Tujuan tugas
Teruskan tulisan tentang islamophobia dan isu ESG di bawah ini, mulai tepat setelah kalimat terakhirnya.

#### Kutipan teks ####

ANTARA ISLAMOPHOBIA DAN ISU ESG
Oleh: M Arief Pranoto
Simbol itu sesuatu hal atau mengandung maksud tertentu. Bisa juga dimaknai penyampaian pesan secara tak langsung. Semacam isyarat. Keduanya, baik simbol maupun isyarat merupakan bahasa tanpa bunyi. Ia hanya dimengerti oleh entitas tertentu, tidak semua orang bisa menterjemahkan simbol dan isyarat.
Nah, simbol alias isyarat politik yang diusung Dubes AS dalam kunjungannya ke Markas PKS, contohnya, tergolong bahasa simbol. Konkret isyaratnya seperti apa? Ya. Bahwa 'Islam kini bukan lagi musuh Barat'. Itu poin pokoknya. Hal ini sejalan dengan Resolusi PBB yang menetapkan tanggal 15 Maret sebagai Hari Internasional Menangkal Islamophobia.
Kenapa PBB mengeluarkan resolusi terkait antiislamophobia, menangkal kebencian berlebih terhadap Islam?
Islamophobia ialah bentuk lain rasisme yang mewujud dalam beragam bentuk di dunia. Dan sejak terbitnya Resolusi PBB dimaksud, islamophobia sebagai isu yang diproduksi oleh AS cq George Bush Jr sejak peristiwa 9/11 di New York (2001), kini agak mereda dan Barat mulai 'berdamai' dengan isu islamophobia.

#### Daftar entri ####

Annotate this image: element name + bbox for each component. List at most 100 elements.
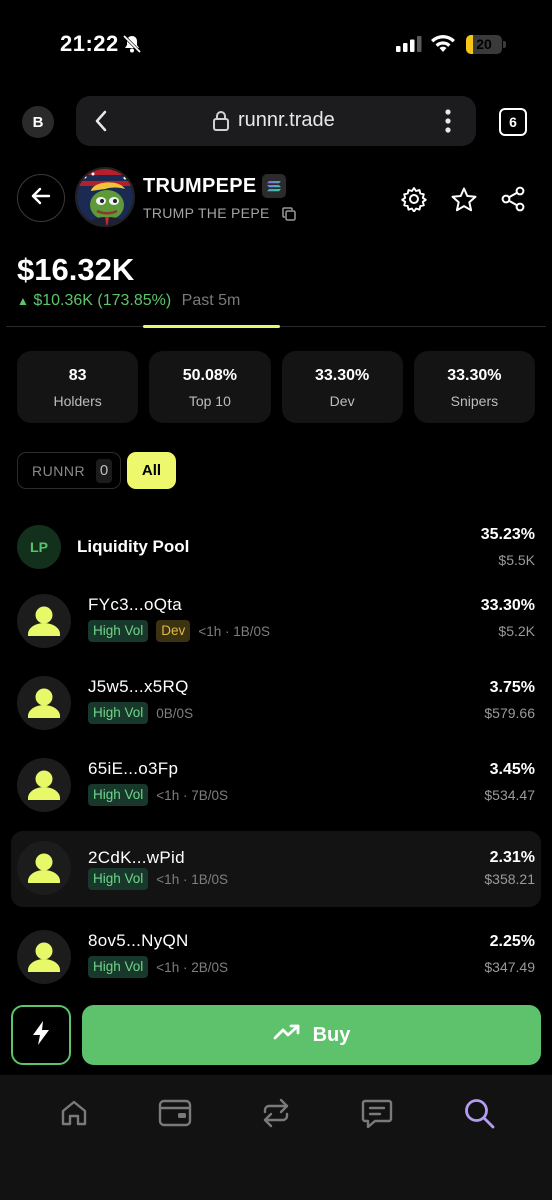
holder-row[interactable]: J5w5...x5RQ High Vol 0B/0S 3.75% $579.66 [0, 668, 552, 740]
user-icon [17, 758, 71, 812]
copy-icon[interactable] [282, 207, 296, 226]
holder-meta: <1h · 2B/0S [156, 959, 228, 975]
stat-label: Top 10 [188, 393, 231, 409]
buy-button[interactable]: Buy [82, 1005, 541, 1065]
nav-swap[interactable] [256, 1095, 296, 1135]
nav-search[interactable] [459, 1095, 499, 1135]
wallet-icon [157, 1098, 193, 1133]
filter-runnr-button[interactable]: RUNNR 0 [17, 452, 121, 489]
search-icon [462, 1096, 496, 1135]
lightning-bolt-icon [30, 1020, 52, 1051]
holder-percent: 2.31% [489, 849, 535, 866]
quick-buy-button[interactable] [11, 1005, 71, 1065]
lock-icon [212, 110, 230, 137]
holder-address: J5w5...x5RQ [88, 677, 189, 696]
token-avatar [75, 167, 135, 227]
filter-runnr-count: 0 [96, 459, 112, 483]
lp-percent: 35.23% [480, 526, 535, 543]
price-change: ▲ $10.36K (173.85%) Past 5m [17, 292, 240, 310]
tab-indicator [143, 325, 280, 328]
lp-usd: $5.5K [498, 552, 535, 568]
stat-label: Holders [53, 393, 102, 409]
change-value: $10.36K (173.85%) [33, 292, 172, 309]
nav-wallet[interactable] [155, 1095, 195, 1135]
share-icon[interactable] [500, 186, 526, 217]
nav-chat[interactable] [357, 1095, 397, 1135]
signal-icon [396, 36, 422, 57]
user-icon [17, 930, 71, 984]
stats-row: 83 Holders 50.08% Top 10 33.30% Dev 33.3… [17, 351, 535, 423]
dev-tag: Dev [156, 620, 191, 642]
address-bar[interactable]: runnr.trade [76, 96, 476, 146]
filter-all-button[interactable]: All [127, 452, 176, 489]
lp-badge: LP [17, 525, 61, 569]
up-arrow-icon: ▲ [17, 294, 29, 308]
holder-usd: $579.66 [484, 705, 535, 721]
home-icon [58, 1097, 90, 1134]
high-vol-tag: High Vol [88, 620, 149, 642]
holder-address: 2CdK...wPid [88, 848, 185, 867]
holder-usd: $347.49 [484, 959, 535, 975]
tab-switcher-button[interactable]: 6 [499, 108, 527, 136]
holder-percent: 3.45% [489, 761, 535, 778]
wifi-icon [430, 34, 456, 59]
browser-bar: B runnr.trade 6 [0, 88, 552, 158]
stat-value: 33.30% [447, 367, 502, 384]
holder-usd: $5.2K [498, 623, 535, 639]
high-vol-tag: High Vol [88, 702, 149, 724]
buy-label: Buy [312, 1023, 351, 1046]
solana-icon [262, 174, 286, 198]
holder-row[interactable]: 65iE...o3Fp High Vol <1h · 7B/0S 3.45% $… [0, 750, 552, 822]
stat-value: 33.30% [314, 367, 370, 384]
swap-icon [261, 1097, 291, 1134]
more-vertical-icon[interactable] [444, 108, 452, 139]
user-icon [17, 841, 71, 895]
holder-address: 8ov5...NyQN [88, 931, 189, 950]
stat-holders: 83 Holders [17, 351, 139, 423]
holder-row[interactable]: 8ov5...NyQN High Vol <1h · 2B/0S 2.25% $… [0, 922, 552, 994]
status-bar: 21:22 20 [0, 0, 552, 88]
token-symbol: TRUMPEPE [143, 175, 257, 197]
market-cap-value: $16.32K [17, 252, 135, 287]
holder-meta: <1h · 1B/0S [156, 871, 228, 887]
high-vol-tag: High Vol [88, 956, 149, 978]
holder-row[interactable]: FYc3...oQta High Vol Dev <1h · 1B/0S 33.… [0, 586, 552, 658]
stat-label: Snipers [450, 393, 499, 409]
high-vol-tag: High Vol [88, 784, 149, 806]
battery-level: 20 [476, 36, 492, 52]
bottom-nav [0, 1075, 552, 1200]
user-icon [17, 676, 71, 730]
bell-slash-icon [122, 34, 142, 59]
holder-meta: <1h · 7B/0S [156, 787, 228, 803]
stat-snipers: 33.30% Snipers [413, 351, 535, 423]
stat-dev: 33.30% Dev [281, 351, 403, 423]
holder-percent: 3.75% [489, 679, 535, 696]
battery-icon: 20 [466, 35, 502, 54]
status-time: 21:22 [60, 31, 119, 56]
high-vol-tag: High Vol [88, 868, 149, 890]
token-name: TRUMP THE PEPE [143, 205, 270, 221]
trending-up-icon [273, 1023, 301, 1047]
url-text: runnr.trade [238, 109, 335, 131]
chevron-left-icon[interactable] [94, 109, 108, 138]
change-period: Past 5m [181, 292, 241, 309]
lp-name: Liquidity Pool [77, 537, 190, 556]
stat-top10: 50.08% Top 10 [149, 351, 271, 423]
holder-row[interactable]: 2CdK...wPid High Vol <1h · 1B/0S 2.31% $… [11, 831, 541, 907]
holder-percent: 2.25% [489, 933, 535, 950]
filter-runnr-label: RUNNR [32, 463, 86, 479]
profile-button[interactable]: B [22, 106, 54, 138]
holder-address: 65iE...o3Fp [88, 759, 179, 778]
back-button[interactable] [17, 174, 65, 222]
holder-address: FYc3...oQta [88, 595, 183, 614]
stat-value: 50.08% [182, 367, 237, 384]
token-header: TRUMPEPE TRUMP THE PEPE [0, 158, 552, 238]
user-icon [17, 594, 71, 648]
liquidity-pool-row[interactable]: LP Liquidity Pool 35.23% $5.5K [0, 520, 552, 572]
stat-value: 83 [68, 367, 87, 384]
holder-percent: 33.30% [480, 597, 535, 614]
nav-home[interactable] [54, 1095, 94, 1135]
gear-icon[interactable] [401, 186, 427, 217]
stat-label: Dev [329, 393, 355, 409]
star-icon[interactable] [450, 186, 478, 219]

####

Jawaban diharapkan
Apakah kunjungan Dubes AS ke PKS terkait isu antiislamophobia, juga sehubungan pagelaran copras-capres pada 2024?
Saya berani pastikan: "Ya!". Selain merupakan kampanye politik antiislamophobia ala AS, juga di mata superpower -- Indonesia terlalu sexy jika dibiarkan sendirian berlenggak-lenggok di catwalk (panggung) global.
Dan agaknya, dinamika politik tanah air hari ini, masih mencerminkan konstelasi dimaksud, bahwa Indonesia adalah 'papan catur' alias medan pertempuran secara asimetris (proxy war) antara Adidaya Timur cq China melawan Adidaya Barat cq AS.
Lingkungan strategis memang tak harus ditelan mentah-mentah, tetapi mutlak dikunyah-kunyah terlebih dulu.
Isu ESG misalnya, ini isu baru di dunia bisnis dan investasi terkait Environmental, Social dan Governance (ESG). Isu ESG mengacu pada faktor-faktor lingkungan, sosial dan tata kelola yang dipakai oleh investor dan stakeholders untuk menilai kinerja perusahaan. Semakin para stakeholders dan investor mempertimbangkan faktor ESG saat pengambilan keputusan, maka ia dinilai dapat memiliki kinerja yang lebih baik. Demikian singkatnya.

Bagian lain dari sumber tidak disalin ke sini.